[Items from a figure collection]
begin

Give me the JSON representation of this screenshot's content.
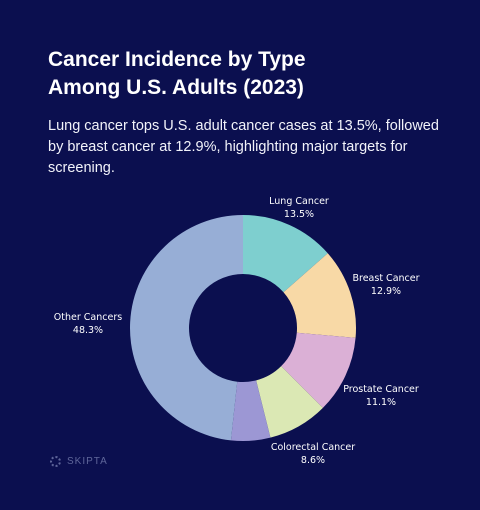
{
  "header": {
    "title_line1": "Cancer Incidence by Type",
    "title_line2": "Among U.S. Adults (2023)",
    "subtitle": "Lung cancer tops U.S. adult cancer cases at 13.5%, followed by breast cancer at 12.9%, highlighting major targets for screening."
  },
  "brand": {
    "name": "SKIPTA",
    "icon": "skipta-logo-icon"
  },
  "chart_data": {
    "type": "pie",
    "donut": true,
    "categories": [
      "Lung Cancer",
      "Breast Cancer",
      "Prostate Cancer",
      "Colorectal Cancer",
      "Other Cancers"
    ],
    "values": [
      13.5,
      12.9,
      11.1,
      8.6,
      48.3
    ],
    "value_labels": [
      "13.5%",
      "12.9%",
      "11.1%",
      "8.6%",
      "48.3%"
    ],
    "colors": [
      "#7ecfcf",
      "#f8d9a6",
      "#dbb0d6",
      "#dbe8b4",
      "#9c97d4",
      "#97aed6"
    ],
    "background": "#0b0f4f",
    "label_color": "#ffffff"
  }
}
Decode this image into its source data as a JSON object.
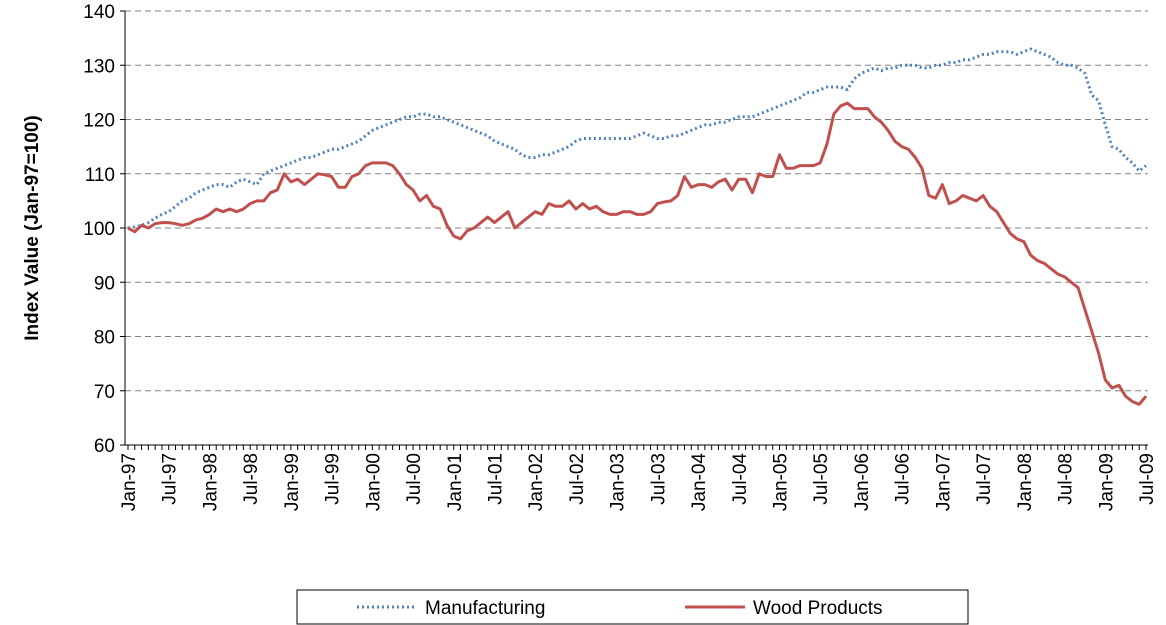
{
  "chart_data": {
    "type": "line",
    "y_label": "Index Value (Jan-97=100)",
    "categories": [
      "Jan-97",
      null,
      null,
      null,
      null,
      null,
      "Jul-97",
      null,
      null,
      null,
      null,
      null,
      "Jan-98",
      null,
      null,
      null,
      null,
      null,
      "Jul-98",
      null,
      null,
      null,
      null,
      null,
      "Jan-99",
      null,
      null,
      null,
      null,
      null,
      "Jul-99",
      null,
      null,
      null,
      null,
      null,
      "Jan-00",
      null,
      null,
      null,
      null,
      null,
      "Jul-00",
      null,
      null,
      null,
      null,
      null,
      "Jan-01",
      null,
      null,
      null,
      null,
      null,
      "Jul-01",
      null,
      null,
      null,
      null,
      null,
      "Jan-02",
      null,
      null,
      null,
      null,
      null,
      "Jul-02",
      null,
      null,
      null,
      null,
      null,
      "Jan-03",
      null,
      null,
      null,
      null,
      null,
      "Jul-03",
      null,
      null,
      null,
      null,
      null,
      "Jan-04",
      null,
      null,
      null,
      null,
      null,
      "Jul-04",
      null,
      null,
      null,
      null,
      null,
      "Jan-05",
      null,
      null,
      null,
      null,
      null,
      "Jul-05",
      null,
      null,
      null,
      null,
      null,
      "Jan-06",
      null,
      null,
      null,
      null,
      null,
      "Jul-06",
      null,
      null,
      null,
      null,
      null,
      "Jan-07",
      null,
      null,
      null,
      null,
      null,
      "Jul-07",
      null,
      null,
      null,
      null,
      null,
      "Jan-08",
      null,
      null,
      null,
      null,
      null,
      "Jul-08",
      null,
      null,
      null,
      null,
      null,
      "Jan-09",
      null,
      null,
      null,
      null,
      null,
      "Jul-09"
    ],
    "series": [
      {
        "name": "Manufacturing",
        "color": "#4f81bd",
        "dash": "dotted",
        "values": [
          100,
          100.2,
          100.5,
          101,
          101.8,
          102.5,
          103,
          104,
          105,
          105.5,
          106.5,
          107,
          107.5,
          108,
          108,
          107.5,
          108.5,
          109,
          108.5,
          108,
          110,
          110.5,
          111,
          111.5,
          112,
          112.5,
          113,
          113,
          113.5,
          114,
          114.5,
          114.5,
          115,
          115.5,
          116,
          117,
          118,
          118.5,
          119,
          119.5,
          120,
          120.5,
          120.5,
          121,
          121,
          120.5,
          120.5,
          120,
          119.5,
          119,
          118.5,
          118,
          117.5,
          117,
          116,
          115.5,
          115,
          114.5,
          113.5,
          113,
          113,
          113.5,
          113.5,
          114,
          114.5,
          115,
          116,
          116.5,
          116.5,
          116.5,
          116.5,
          116.5,
          116.5,
          116.5,
          116.5,
          117,
          117.5,
          117,
          116.5,
          116.5,
          117,
          117,
          117.5,
          118,
          118.5,
          119,
          119,
          119.5,
          119.5,
          120,
          120.5,
          120.5,
          120.5,
          121,
          121.5,
          122,
          122.5,
          123,
          123.5,
          124,
          125,
          125,
          125.5,
          126,
          126,
          126,
          125.5,
          127.5,
          128.5,
          129,
          129.5,
          129,
          129.5,
          129.5,
          130,
          130,
          130,
          129.5,
          129.5,
          130,
          130,
          130.5,
          130.5,
          131,
          131,
          131.5,
          132,
          132,
          132.5,
          132.5,
          132.5,
          132,
          132.5,
          133,
          132.5,
          132,
          131.5,
          130.5,
          130,
          130,
          129.5,
          128.5,
          124.5,
          123.5,
          119,
          115,
          114.5,
          113,
          112,
          110.5,
          111.5
        ]
      },
      {
        "name": "Wood Products",
        "color": "#c0504d",
        "dash": "solid",
        "values": [
          100,
          99.3,
          100.5,
          100,
          100.8,
          101,
          101,
          100.8,
          100.5,
          100.8,
          101.5,
          101.8,
          102.5,
          103.5,
          103,
          103.5,
          103,
          103.5,
          104.5,
          105,
          105,
          106.5,
          107,
          110,
          108.5,
          109,
          108,
          109,
          110,
          109.8,
          109.5,
          107.5,
          107.5,
          109.5,
          110,
          111.5,
          112,
          112,
          112,
          111.5,
          110,
          108,
          107,
          105,
          106,
          104,
          103.5,
          100.5,
          98.5,
          98,
          99.5,
          100,
          101,
          102,
          101,
          102,
          103,
          100,
          101,
          102,
          103,
          102.5,
          104.5,
          104,
          104,
          105,
          103.5,
          104.5,
          103.5,
          104,
          103,
          102.5,
          102.5,
          103,
          103,
          102.5,
          102.5,
          103,
          104.5,
          104.8,
          105,
          106,
          109.5,
          107.5,
          108,
          108,
          107.5,
          108.5,
          109,
          107,
          109,
          109,
          106.5,
          110,
          109.5,
          109.5,
          113.5,
          111,
          111,
          111.5,
          111.5,
          111.5,
          112,
          115.5,
          121,
          122.5,
          123,
          122,
          122,
          122,
          120.5,
          119.5,
          118,
          116,
          115,
          114.5,
          113,
          111,
          106,
          105.5,
          108,
          104.5,
          105,
          106,
          105.5,
          105,
          106,
          104,
          103,
          101,
          99,
          98,
          97.5,
          95,
          94,
          93.5,
          92.5,
          91.5,
          91,
          90,
          89,
          85,
          81,
          77,
          72,
          70.5,
          71,
          69,
          68,
          67.5,
          69
        ]
      }
    ],
    "ylim": [
      60,
      140
    ],
    "yticks": [
      60,
      70,
      80,
      90,
      100,
      110,
      120,
      130,
      140
    ],
    "grid": true,
    "legend": "bottom"
  }
}
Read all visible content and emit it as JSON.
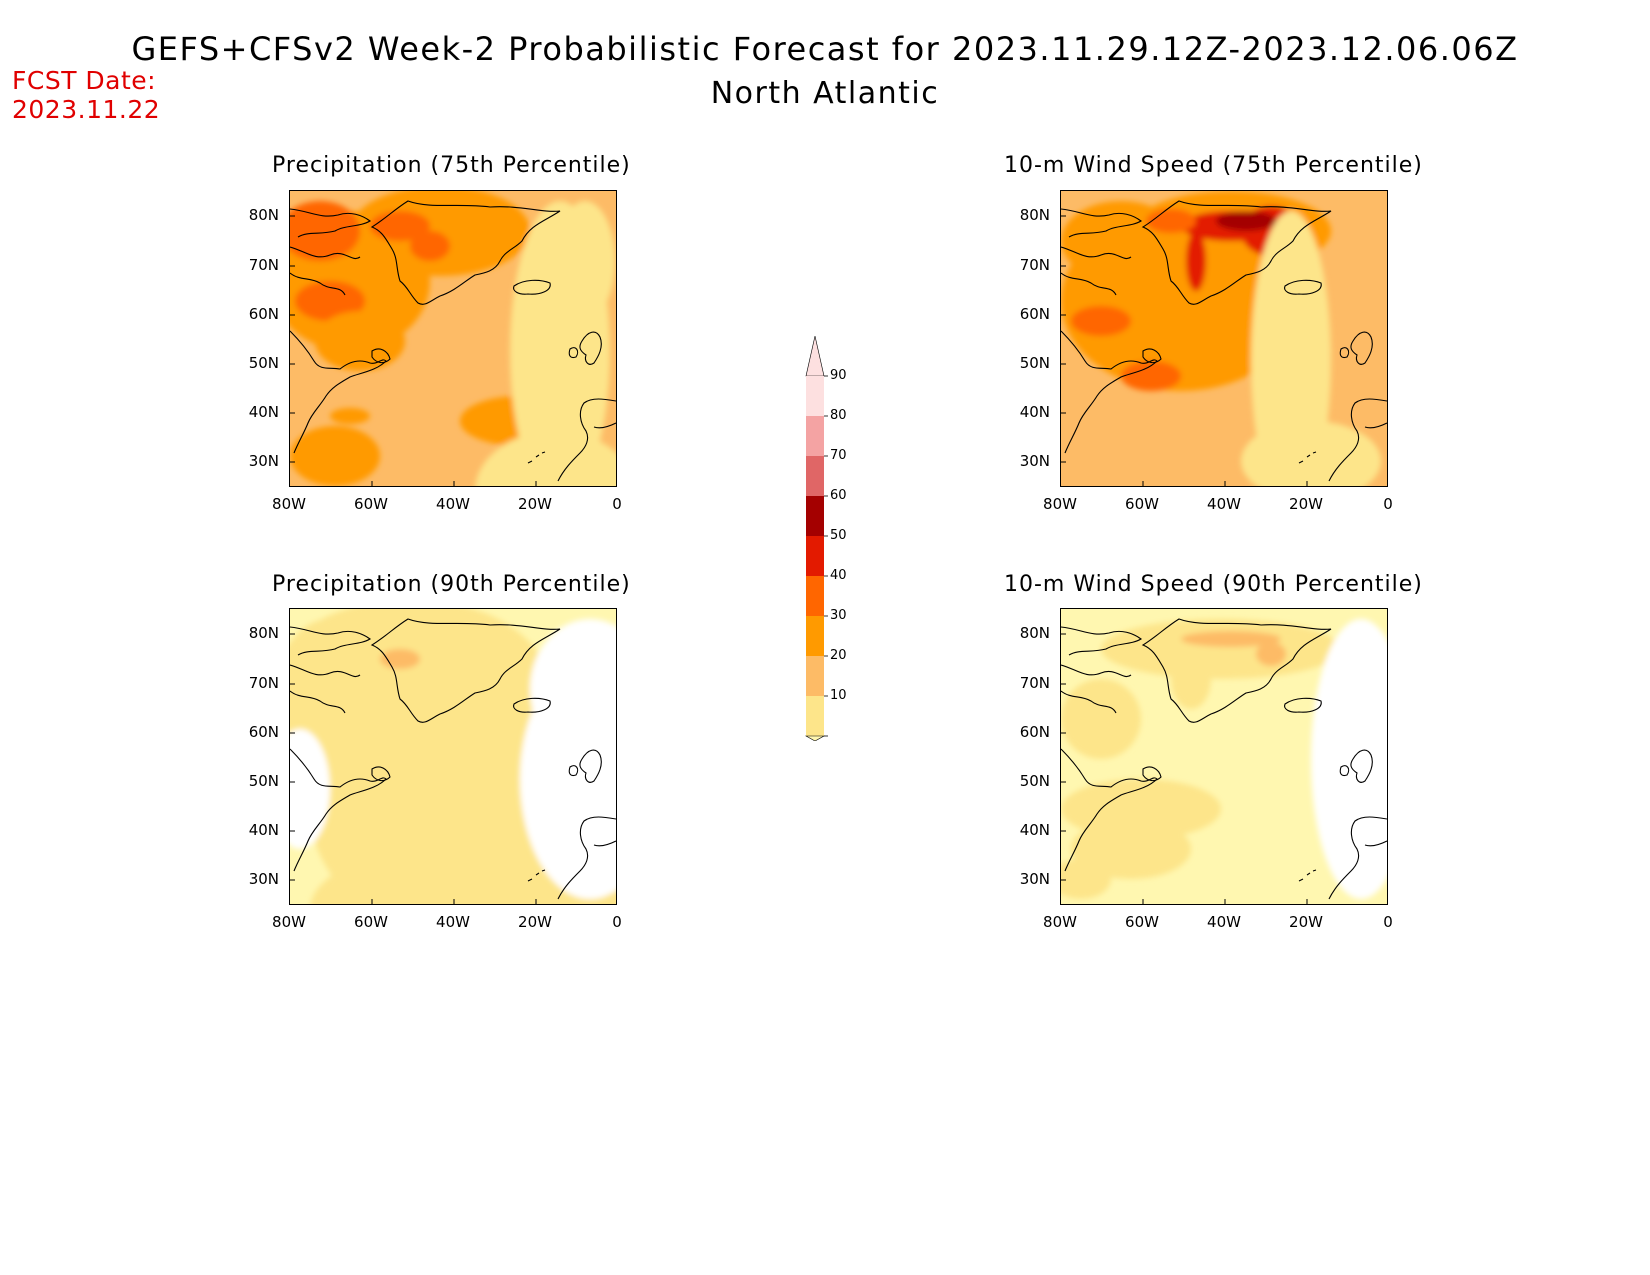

end

## Work to complete
Reproduce every record above exactly, but leave out the pictures.

## Output below
Give me the JSON representation of this screenshot's content.
{
  "header": {
    "title_line1": "Cancer Incidence by Type",
    "title_line2": "Among U.S. Adults (2023)",
    "subtitle": "Lung cancer tops U.S. adult cancer cases at 13.5%, followed by breast cancer at 12.9%, highlighting major targets for screening."
  },
  "brand": {
    "name": "SKIPTA",
    "icon": "skipta-logo-icon"
  },
  "chart_data": {
    "type": "pie",
    "donut": true,
    "categories": [
      "Lung Cancer",
      "Breast Cancer",
      "Prostate Cancer",
      "Colorectal Cancer",
      "Other Cancers"
    ],
    "values": [
      13.5,
      12.9,
      11.1,
      8.6,
      48.3
    ],
    "value_labels": [
      "13.5%",
      "12.9%",
      "11.1%",
      "8.6%",
      "48.3%"
    ],
    "colors": [
      "#7ecfcf",
      "#f8d9a6",
      "#dbb0d6",
      "#dbe8b4",
      "#9c97d4",
      "#97aed6"
    ],
    "background": "#0b0f4f",
    "label_color": "#ffffff"
  }
}
Decode this image into its source data as a JSON object.
{
  "chart_data": {
    "type": "line",
    "y_label": "Index Value (Jan-97=100)",
    "categories": [
      "Jan-97",
      null,
      null,
      null,
      null,
      null,
      "Jul-97",
      null,
      null,
      null,
      null,
      null,
      "Jan-98",
      null,
      null,
      null,
      null,
      null,
      "Jul-98",
      null,
      null,
      null,
      null,
      null,
      "Jan-99",
      null,
      null,
      null,
      null,
      null,
      "Jul-99",
      null,
      null,
      null,
      null,
      null,
      "Jan-00",
      null,
      null,
      null,
      null,
      null,
      "Jul-00",
      null,
      null,
      null,
      null,
      null,
      "Jan-01",
      null,
      null,
      null,
      null,
      null,
      "Jul-01",
      null,
      null,
      null,
      null,
      null,
      "Jan-02",
      null,
      null,
      null,
      null,
      null,
      "Jul-02",
      null,
      null,
      null,
      null,
      null,
      "Jan-03",
      null,
      null,
      null,
      null,
      null,
      "Jul-03",
      null,
      null,
      null,
      null,
      null,
      "Jan-04",
      null,
      null,
      null,
      null,
      null,
      "Jul-04",
      null,
      null,
      null,
      null,
      null,
      "Jan-05",
      null,
      null,
      null,
      null,
      null,
      "Jul-05",
      null,
      null,
      null,
      null,
      null,
      "Jan-06",
      null,
      null,
      null,
      null,
      null,
      "Jul-06",
      null,
      null,
      null,
      null,
      null,
      "Jan-07",
      null,
      null,
      null,
      null,
      null,
      "Jul-07",
      null,
      null,
      null,
      null,
      null,
      "Jan-08",
      null,
      null,
      null,
      null,
      null,
      "Jul-08",
      null,
      null,
      null,
      null,
      null,
      "Jan-09",
      null,
      null,
      null,
      null,
      null,
      "Jul-09"
    ],
    "series": [
      {
        "name": "Manufacturing",
        "color": "#4f81bd",
        "dash": "dotted",
        "values": [
          100,
          100.2,
          100.5,
          101,
          101.8,
          102.5,
          103,
          104,
          105,
          105.5,
          106.5,
          107,
          107.5,
          108,
          108,
          107.5,
          108.5,
          109,
          108.5,
          108,
          110,
          110.5,
          111,
          111.5,
          112,
          112.5,
          113,
          113,
          113.5,
          114,
          114.5,
          114.5,
          115,
          115.5,
          116,
          117,
          118,
          118.5,
          119,
          119.5,
          120,
          120.5,
          120.5,
          121,
          121,
          120.5,
          120.5,
          120,
          119.5,
          119,
          118.5,
          118,
          117.5,
          117,
          116,
          115.5,
          115,
          114.5,
          113.5,
          113,
          113,
          113.5,
          113.5,
          114,
          114.5,
          115,
          116,
          116.5,
          116.5,
          116.5,
          116.5,
          116.5,
          116.5,
          116.5,
          116.5,
          117,
          117.5,
          117,
          116.5,
          116.5,
          117,
          117,
          117.5,
          118,
          118.5,
          119,
          119,
          119.5,
          119.5,
          120,
          120.5,
          120.5,
          120.5,
          121,
          121.5,
          122,
          122.5,
          123,
          123.5,
          124,
          125,
          125,
          125.5,
          126,
          126,
          126,
          125.5,
          127.5,
          128.5,
          129,
          129.5,
          129,
          129.5,
          129.5,
          130,
          130,
          130,
          129.5,
          129.5,
          130,
          130,
          130.5,
          130.5,
          131,
          131,
          131.5,
          132,
          132,
          132.5,
          132.5,
          132.5,
          132,
          132.5,
          133,
          132.5,
          132,
          131.5,
          130.5,
          130,
          130,
          129.5,
          128.5,
          124.5,
          123.5,
          119,
          115,
          114.5,
          113,
          112,
          110.5,
          111.5
        ]
      },
      {
        "name": "Wood Products",
        "color": "#c0504d",
        "dash": "solid",
        "values": [
          100,
          99.3,
          100.5,
          100,
          100.8,
          101,
          101,
          100.8,
          100.5,
          100.8,
          101.5,
          101.8,
          102.5,
          103.5,
          103,
          103.5,
          103,
          103.5,
          104.5,
          105,
          105,
          106.5,
          107,
          110,
          108.5,
          109,
          108,
          109,
          110,
          109.8,
          109.5,
          107.5,
          107.5,
          109.5,
          110,
          111.5,
          112,
          112,
          112,
          111.5,
          110,
          108,
          107,
          105,
          106,
          104,
          103.5,
          100.5,
          98.5,
          98,
          99.5,
          100,
          101,
          102,
          101,
          102,
          103,
          100,
          101,
          102,
          103,
          102.5,
          104.5,
          104,
          104,
          105,
          103.5,
          104.5,
          103.5,
          104,
          103,
          102.5,
          102.5,
          103,
          103,
          102.5,
          102.5,
          103,
          104.5,
          104.8,
          105,
          106,
          109.5,
          107.5,
          108,
          108,
          107.5,
          108.5,
          109,
          107,
          109,
          109,
          106.5,
          110,
          109.5,
          109.5,
          113.5,
          111,
          111,
          111.5,
          111.5,
          111.5,
          112,
          115.5,
          121,
          122.5,
          123,
          122,
          122,
          122,
          120.5,
          119.5,
          118,
          116,
          115,
          114.5,
          113,
          111,
          106,
          105.5,
          108,
          104.5,
          105,
          106,
          105.5,
          105,
          106,
          104,
          103,
          101,
          99,
          98,
          97.5,
          95,
          94,
          93.5,
          92.5,
          91.5,
          91,
          90,
          89,
          85,
          81,
          77,
          72,
          70.5,
          71,
          69,
          68,
          67.5,
          69
        ]
      }
    ],
    "ylim": [
      60,
      140
    ],
    "yticks": [
      60,
      70,
      80,
      90,
      100,
      110,
      120,
      130,
      140
    ],
    "grid": true,
    "legend": "bottom"
  }
}
Read all visible content and emit it as JSON.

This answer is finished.